Extract every line that contains the string "Field".

(begin)

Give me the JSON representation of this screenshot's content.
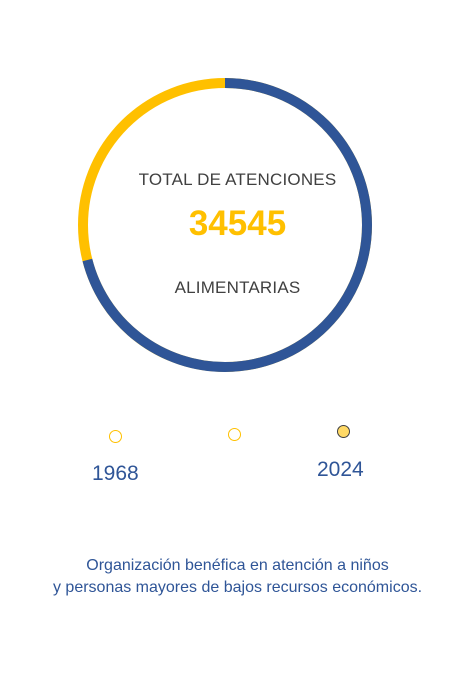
{
  "donut": {
    "title_top": "TOTAL DE ATENCIONES",
    "value": "34545",
    "title_bottom": "ALIMENTARIAS",
    "completed_fraction": 0.71,
    "colors": {
      "primary": "#2F5597",
      "secondary": "#FFC000"
    }
  },
  "timeline": {
    "start_year": "1968",
    "end_year": "2024",
    "active_index": 2,
    "dot_count": 3
  },
  "description": {
    "line1": "Organización benéfica en atención a niños",
    "line2": "y personas mayores de bajos recursos económicos."
  }
}
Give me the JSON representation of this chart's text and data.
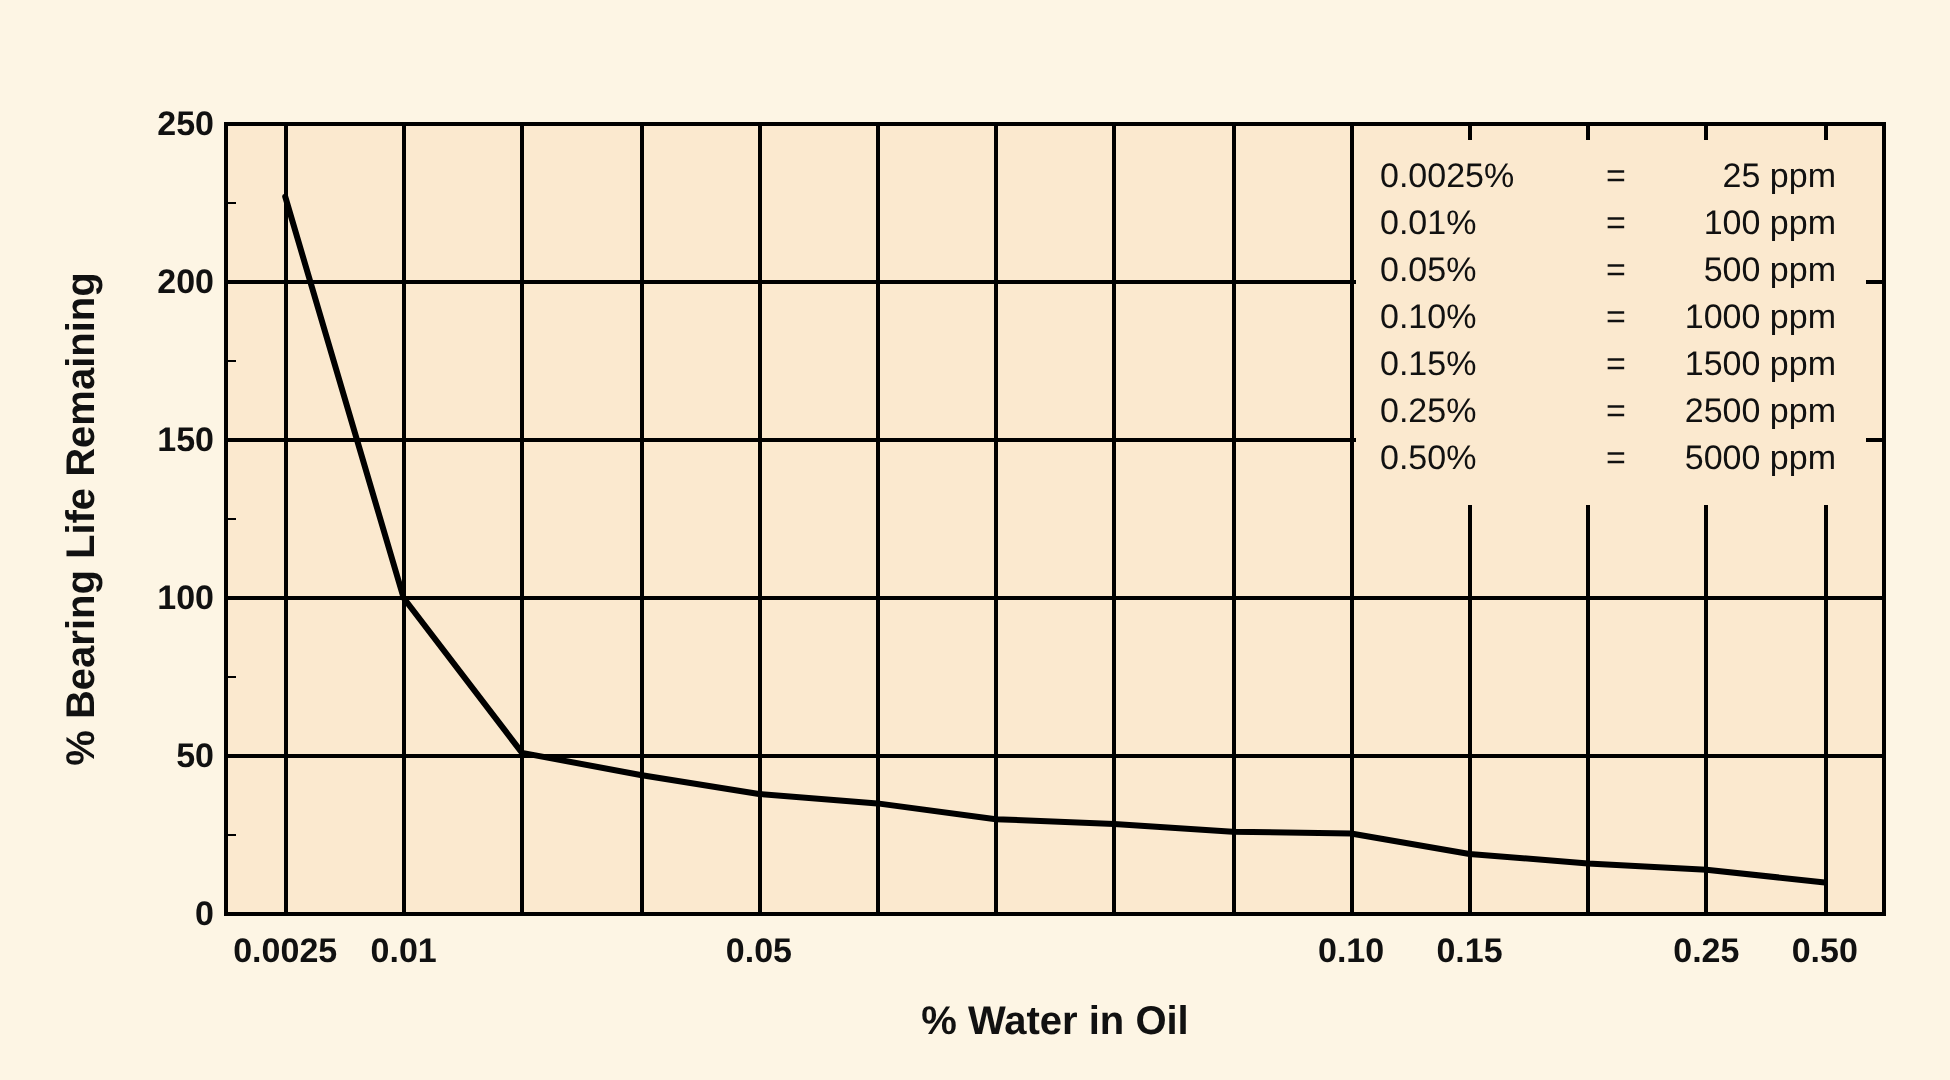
{
  "chart_data": {
    "type": "line",
    "xlabel": "% Water in Oil",
    "ylabel": "% Bearing Life Remaining",
    "categories": [
      "0.0025",
      "0.01",
      null,
      null,
      "0.05",
      null,
      null,
      null,
      null,
      "0.10",
      "0.15",
      null,
      "0.25",
      "0.50"
    ],
    "series": [
      {
        "color": "#000000",
        "values": [
          227,
          100,
          51,
          44,
          38,
          35,
          30,
          28.5,
          26,
          25.5,
          19,
          16,
          14,
          10
        ]
      }
    ],
    "ylim": [
      0,
      250
    ],
    "yticks": [
      0,
      {
        "value": 25,
        "label": null
      },
      50,
      {
        "value": 75,
        "label": null
      },
      100,
      {
        "value": 125,
        "label": null
      },
      150,
      {
        "value": 175,
        "label": null
      },
      200,
      {
        "value": 225,
        "label": null
      },
      250
    ],
    "grid": true,
    "marker": "none",
    "line_style": "solid",
    "annotations": [
      "0.0025% = 25 ppm",
      "0.01% = 100 ppm",
      "0.05% = 500 ppm",
      "0.10% = 1000 ppm",
      "0.15% = 1500 ppm",
      "0.25% = 2500 ppm",
      "0.50% = 5000 ppm"
    ]
  }
}
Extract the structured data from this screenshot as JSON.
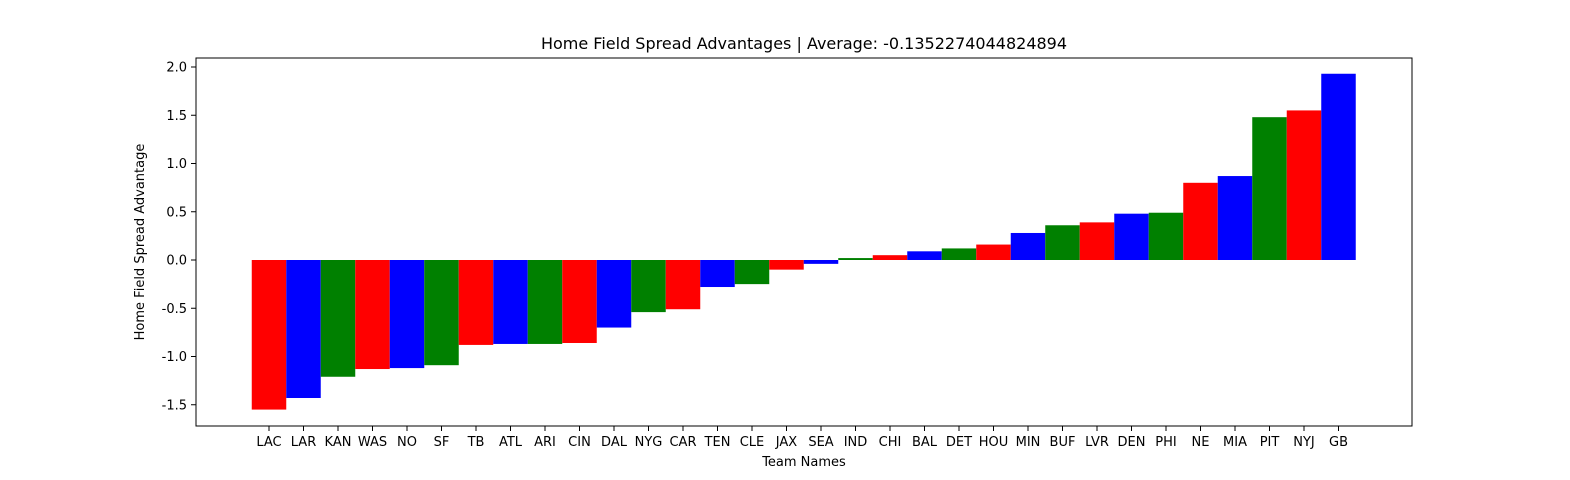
{
  "chart_data": {
    "type": "bar",
    "title": "Home Field Spread Advantages | Average: -0.1352274044824894",
    "xlabel": "Team Names",
    "ylabel": "Home Field Spread Advantage",
    "ylim": [
      -1.75,
      2.1
    ],
    "yticks": [
      "-1.5",
      "-1.0",
      "-0.5",
      "0.0",
      "0.5",
      "1.0",
      "1.5",
      "2.0"
    ],
    "grid": false,
    "colors": [
      "#ff0000",
      "#0000ff",
      "#008000"
    ],
    "categories": [
      "LAC",
      "LAR",
      "KAN",
      "WAS",
      "NO",
      "SF",
      "TB",
      "ATL",
      "ARI",
      "CIN",
      "DAL",
      "NYG",
      "CAR",
      "TEN",
      "CLE",
      "JAX",
      "SEA",
      "IND",
      "CHI",
      "BAL",
      "DET",
      "HOU",
      "MIN",
      "BUF",
      "LVR",
      "DEN",
      "PHI",
      "NE",
      "MIA",
      "PIT",
      "NYJ",
      "GB"
    ],
    "values": [
      -1.55,
      -1.43,
      -1.21,
      -1.13,
      -1.12,
      -1.09,
      -0.88,
      -0.87,
      -0.87,
      -0.86,
      -0.7,
      -0.54,
      -0.51,
      -0.28,
      -0.25,
      -0.1,
      -0.04,
      0.02,
      0.05,
      0.09,
      0.12,
      0.16,
      0.28,
      0.36,
      0.39,
      0.48,
      0.49,
      0.8,
      0.87,
      1.48,
      1.55,
      1.93
    ]
  }
}
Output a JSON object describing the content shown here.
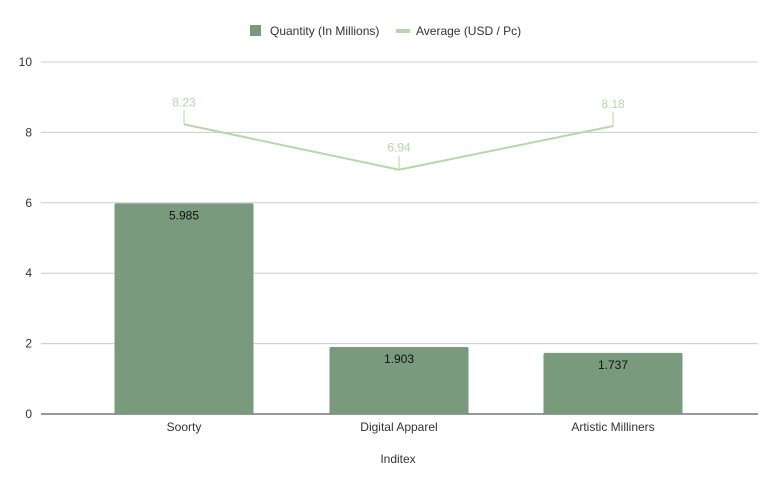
{
  "chart_data": {
    "type": "bar",
    "title": "",
    "xlabel": "Inditex",
    "ylabel": "",
    "categories": [
      "Soorty",
      "Digital Apparel",
      "Artistic Milliners"
    ],
    "ylim": [
      0,
      10
    ],
    "yticks": [
      0,
      2,
      4,
      6,
      8,
      10
    ],
    "yticks_labels": [
      "0",
      "2",
      "4",
      "6",
      "8",
      "10"
    ],
    "grid": true,
    "legend_position": "top-center",
    "series": [
      {
        "name": "Quantity (In Millions)",
        "kind": "bar",
        "color": "#7a9a7e",
        "values": [
          5.985,
          1.903,
          1.737
        ],
        "value_labels": [
          "5.985",
          "1.903",
          "1.737"
        ]
      },
      {
        "name": "Average (USD / Pc)",
        "kind": "line",
        "color": "#b6d7a8",
        "values": [
          8.23,
          6.94,
          8.18
        ],
        "value_labels": [
          "8.23",
          "6.94",
          "8.18"
        ]
      }
    ]
  }
}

(end)

**Solution below:**
    "title": "Home Field Spread Advantages | Average: -0.1352274044824894",
    "ylabel": "Home Field Spread Advantage",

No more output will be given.